### WHAT TO WORK ON
From the column on group riding, copy word for word the part that opens with the words "Cycling - The" and closes with "a pace line.".

### GIVEN PASSAGE
____

Cycling - The Racing Post
Cycle Logic - Everything you never wanted to know about group riding
By Diana North
February 2010
One of my New Year's resolutions was to not let my lack of expertise get in the way of my opinions on cycling. So rather than come up with some list of accomplishments to lose in the pile of papers on my desk and find in 2012, I decided to share my hard won but unasked-for advice for new and not-so-new cyclists who want to try riding in a pace line.
These informative tips will help newbies prepare for, and survive, most group rides. It will also spare seasoned cyclists the trouble of explaining-over and over and over-what they already know but sometimes choose to ignore.
Here they are in no particular order:
- Show up before ride time. I can't believe I have to say this, don't make me elaborate.
- Bring your own stuff. Tubes, Co2, tire levers, patch kit, filled water bottles and snacks are de rigueur. Then, learn how to use them. Real studs will have folding tires and an old-school frame-mounted bike pump. Nothing hurts your popularity more than frequent mooching.
- Service your ride or take it to your mechanic. Don't be the you-know-what with parts falling off mid-ride, because then other riders have to dodge them, fix them or wait around for your ambulance.
- Develop a strong stomach. If the sight of ripe, mutilated road kill makes you get dry heaves, road cycling may not be for you. If you can't stand having sweat, snot, warm runny Gu, water mixed with whatever, bike grease or rain mixed with road filth anywhere on your skin-stay home and do crossword puzzles.

____

### PROVIDED MATERIAL
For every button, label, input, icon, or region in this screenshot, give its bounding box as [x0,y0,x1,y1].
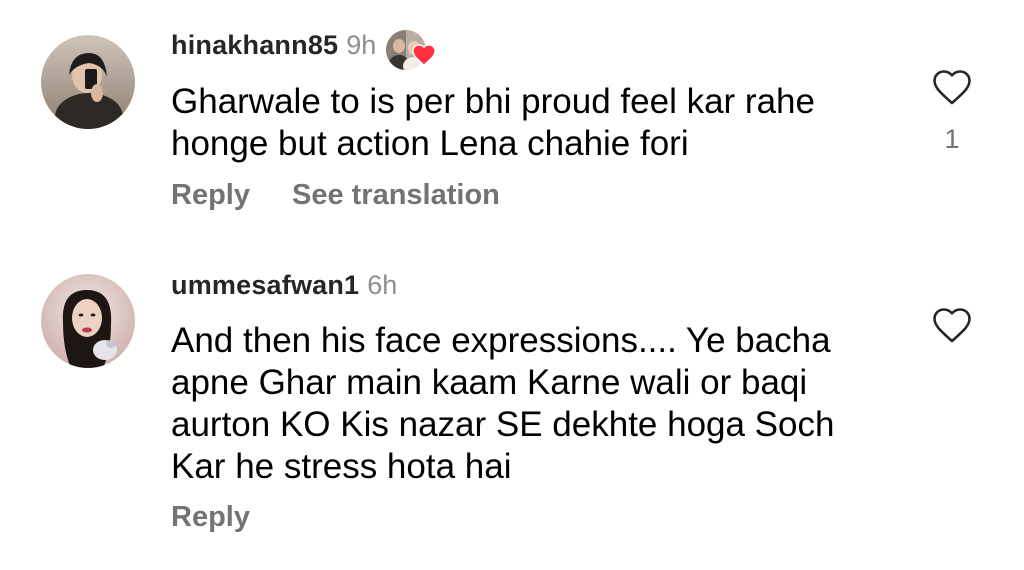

____

### PROBLEM SOLUTION
Cycling - The Racing Post
Cycle Logic - Everything you never wanted to know about group riding
By Diana North
February 2010
One of my New Year's resolutions was to not let my lack of expertise get in the way of my opinions on cycling. So rather than come up with some list of accomplishments to lose in the pile of papers on my desk and find in 2012, I decided to share my hard won but unasked-for advice for new and not-so-new cyclists who want to try riding in a pace line.